▶ _WHAT IS BEING ASKED_
Copy each line of the data below with the word "coordinate".

------ EXTRACTED INFORMATION ------

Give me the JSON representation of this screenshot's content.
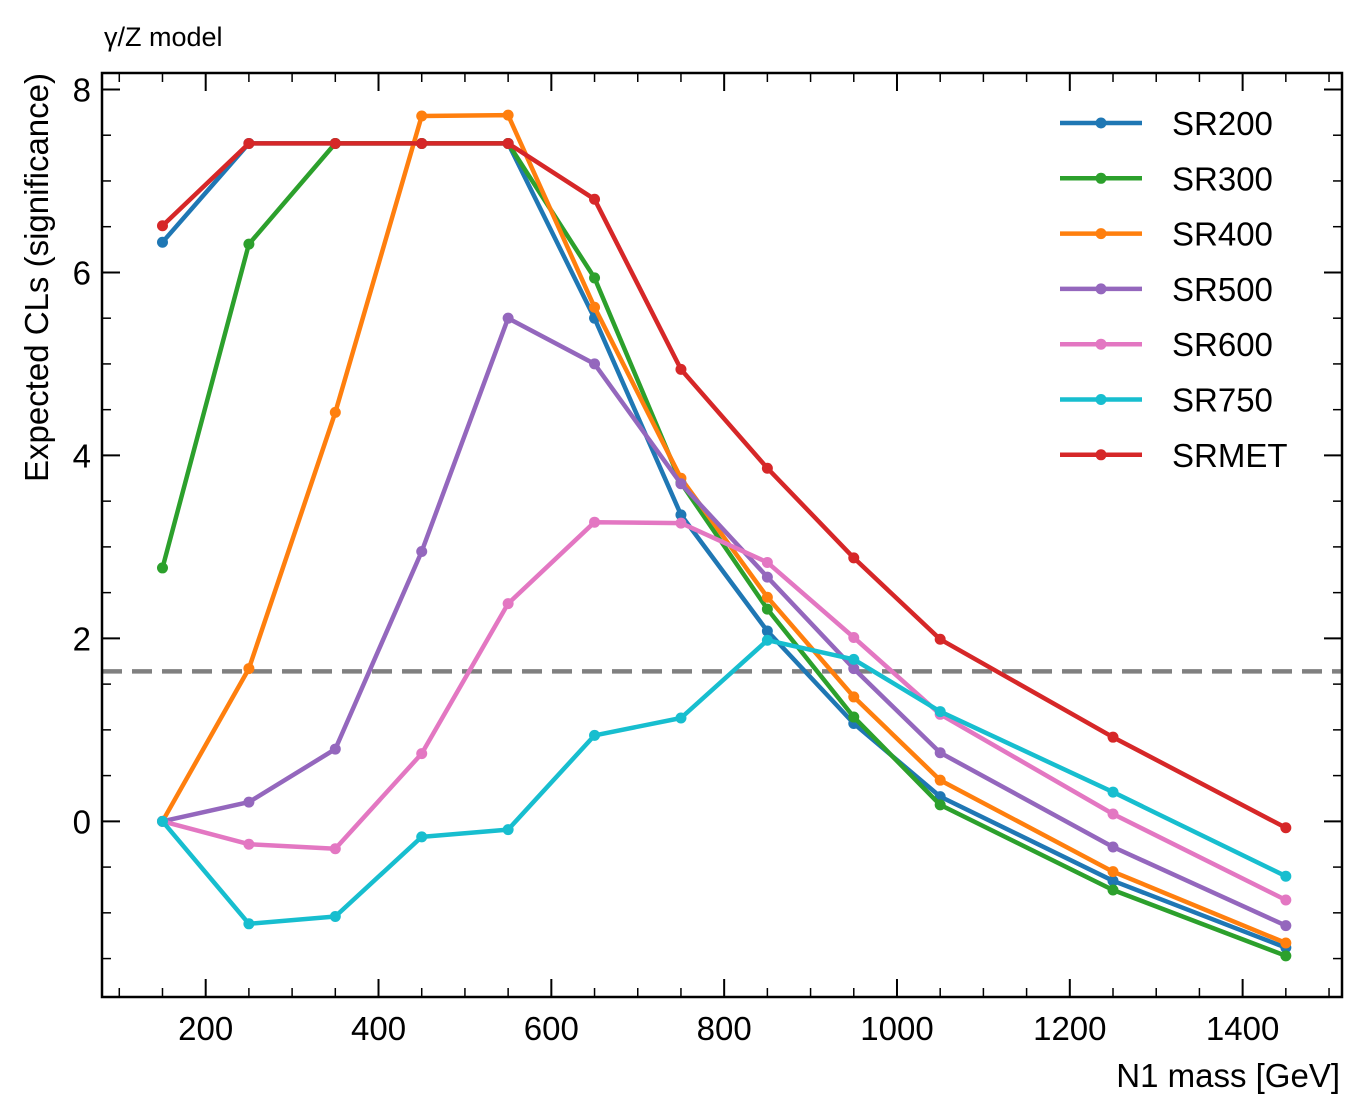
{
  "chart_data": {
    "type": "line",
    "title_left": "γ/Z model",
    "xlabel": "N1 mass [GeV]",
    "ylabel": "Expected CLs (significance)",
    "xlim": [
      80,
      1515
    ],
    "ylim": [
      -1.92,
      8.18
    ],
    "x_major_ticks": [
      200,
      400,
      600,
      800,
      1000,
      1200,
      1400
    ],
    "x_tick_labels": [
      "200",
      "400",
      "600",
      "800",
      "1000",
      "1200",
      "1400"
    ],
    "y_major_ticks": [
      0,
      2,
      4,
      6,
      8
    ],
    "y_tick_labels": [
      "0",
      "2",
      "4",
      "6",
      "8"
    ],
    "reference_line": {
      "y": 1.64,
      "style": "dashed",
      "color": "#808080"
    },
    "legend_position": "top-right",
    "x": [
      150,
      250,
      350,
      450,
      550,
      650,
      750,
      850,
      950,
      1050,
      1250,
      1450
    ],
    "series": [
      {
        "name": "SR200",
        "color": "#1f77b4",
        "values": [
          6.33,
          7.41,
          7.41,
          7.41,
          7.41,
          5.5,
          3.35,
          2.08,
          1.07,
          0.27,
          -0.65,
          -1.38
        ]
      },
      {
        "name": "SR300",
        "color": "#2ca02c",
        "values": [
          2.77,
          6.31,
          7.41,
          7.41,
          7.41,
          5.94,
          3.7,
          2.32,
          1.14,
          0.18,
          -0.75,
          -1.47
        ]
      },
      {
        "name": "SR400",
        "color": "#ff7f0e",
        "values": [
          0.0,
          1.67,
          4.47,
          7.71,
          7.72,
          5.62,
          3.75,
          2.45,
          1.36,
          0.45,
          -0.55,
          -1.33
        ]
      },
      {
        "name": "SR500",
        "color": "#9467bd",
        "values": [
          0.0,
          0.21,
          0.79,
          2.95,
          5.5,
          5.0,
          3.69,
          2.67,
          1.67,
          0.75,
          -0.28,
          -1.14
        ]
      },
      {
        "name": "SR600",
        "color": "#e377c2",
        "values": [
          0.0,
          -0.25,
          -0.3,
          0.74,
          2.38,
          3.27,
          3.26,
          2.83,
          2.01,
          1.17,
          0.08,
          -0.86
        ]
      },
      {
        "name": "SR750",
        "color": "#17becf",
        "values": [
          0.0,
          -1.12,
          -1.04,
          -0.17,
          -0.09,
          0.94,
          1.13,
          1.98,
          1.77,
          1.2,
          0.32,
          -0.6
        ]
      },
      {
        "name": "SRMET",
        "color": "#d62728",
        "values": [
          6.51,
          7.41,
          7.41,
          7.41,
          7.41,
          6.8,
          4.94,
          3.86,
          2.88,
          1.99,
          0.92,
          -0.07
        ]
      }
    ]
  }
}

------
------ EXTRACTED INFORMATION ------

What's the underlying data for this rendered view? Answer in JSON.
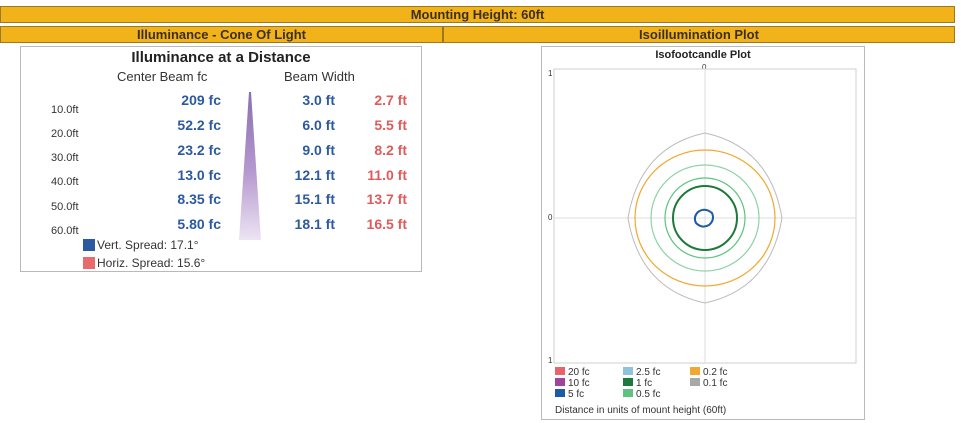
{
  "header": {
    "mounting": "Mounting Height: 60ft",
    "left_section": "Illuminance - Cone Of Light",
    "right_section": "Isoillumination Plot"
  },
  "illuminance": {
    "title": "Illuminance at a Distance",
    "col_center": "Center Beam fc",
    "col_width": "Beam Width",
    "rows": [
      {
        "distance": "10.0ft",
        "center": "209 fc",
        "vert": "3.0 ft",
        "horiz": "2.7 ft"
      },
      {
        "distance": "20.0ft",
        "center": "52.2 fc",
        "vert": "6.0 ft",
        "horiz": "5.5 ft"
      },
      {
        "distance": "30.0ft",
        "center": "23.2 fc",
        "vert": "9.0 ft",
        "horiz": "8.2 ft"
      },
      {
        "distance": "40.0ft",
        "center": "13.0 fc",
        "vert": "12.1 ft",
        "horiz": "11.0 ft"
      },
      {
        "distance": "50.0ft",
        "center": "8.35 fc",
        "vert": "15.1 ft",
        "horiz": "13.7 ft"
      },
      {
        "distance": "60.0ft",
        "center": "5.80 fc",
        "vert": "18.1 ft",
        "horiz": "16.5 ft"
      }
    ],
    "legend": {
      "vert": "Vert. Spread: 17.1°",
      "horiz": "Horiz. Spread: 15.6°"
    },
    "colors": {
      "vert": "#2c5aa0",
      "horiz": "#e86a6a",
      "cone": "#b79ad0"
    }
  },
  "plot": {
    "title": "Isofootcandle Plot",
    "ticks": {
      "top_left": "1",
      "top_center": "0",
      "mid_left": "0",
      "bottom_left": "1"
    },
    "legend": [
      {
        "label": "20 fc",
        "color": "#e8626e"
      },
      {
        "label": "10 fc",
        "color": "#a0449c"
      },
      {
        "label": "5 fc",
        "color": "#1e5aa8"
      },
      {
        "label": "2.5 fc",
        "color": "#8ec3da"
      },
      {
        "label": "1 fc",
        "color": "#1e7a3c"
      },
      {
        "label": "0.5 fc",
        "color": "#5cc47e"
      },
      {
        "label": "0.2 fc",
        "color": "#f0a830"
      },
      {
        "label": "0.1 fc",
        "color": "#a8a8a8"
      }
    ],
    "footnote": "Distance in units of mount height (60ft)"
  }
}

------
------ EXTRACTED INFORMATION ------

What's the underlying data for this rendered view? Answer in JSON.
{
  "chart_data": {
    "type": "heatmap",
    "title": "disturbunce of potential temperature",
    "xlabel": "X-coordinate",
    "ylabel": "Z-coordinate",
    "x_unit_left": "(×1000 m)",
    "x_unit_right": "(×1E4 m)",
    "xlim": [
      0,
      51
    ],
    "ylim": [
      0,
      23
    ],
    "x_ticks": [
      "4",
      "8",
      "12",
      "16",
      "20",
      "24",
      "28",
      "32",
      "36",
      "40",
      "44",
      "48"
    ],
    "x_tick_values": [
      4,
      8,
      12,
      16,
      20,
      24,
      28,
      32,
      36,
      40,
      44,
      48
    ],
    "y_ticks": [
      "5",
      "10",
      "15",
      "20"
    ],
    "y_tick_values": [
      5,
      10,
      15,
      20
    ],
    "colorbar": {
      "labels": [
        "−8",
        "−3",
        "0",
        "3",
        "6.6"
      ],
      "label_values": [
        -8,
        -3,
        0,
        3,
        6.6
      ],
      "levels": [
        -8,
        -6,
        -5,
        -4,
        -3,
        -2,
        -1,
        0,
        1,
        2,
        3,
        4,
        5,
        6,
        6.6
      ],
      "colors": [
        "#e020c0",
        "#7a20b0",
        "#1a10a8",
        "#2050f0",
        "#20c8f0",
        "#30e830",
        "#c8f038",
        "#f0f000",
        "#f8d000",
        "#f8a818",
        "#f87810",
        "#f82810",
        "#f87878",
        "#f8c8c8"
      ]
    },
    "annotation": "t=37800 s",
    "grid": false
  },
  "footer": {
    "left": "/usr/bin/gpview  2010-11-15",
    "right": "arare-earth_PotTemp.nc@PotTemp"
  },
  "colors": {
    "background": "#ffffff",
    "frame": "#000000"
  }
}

------

▶ _FINISHED ANSWER_
    "xlabel": "X-coordinate",
    "ylabel": "Z-coordinate",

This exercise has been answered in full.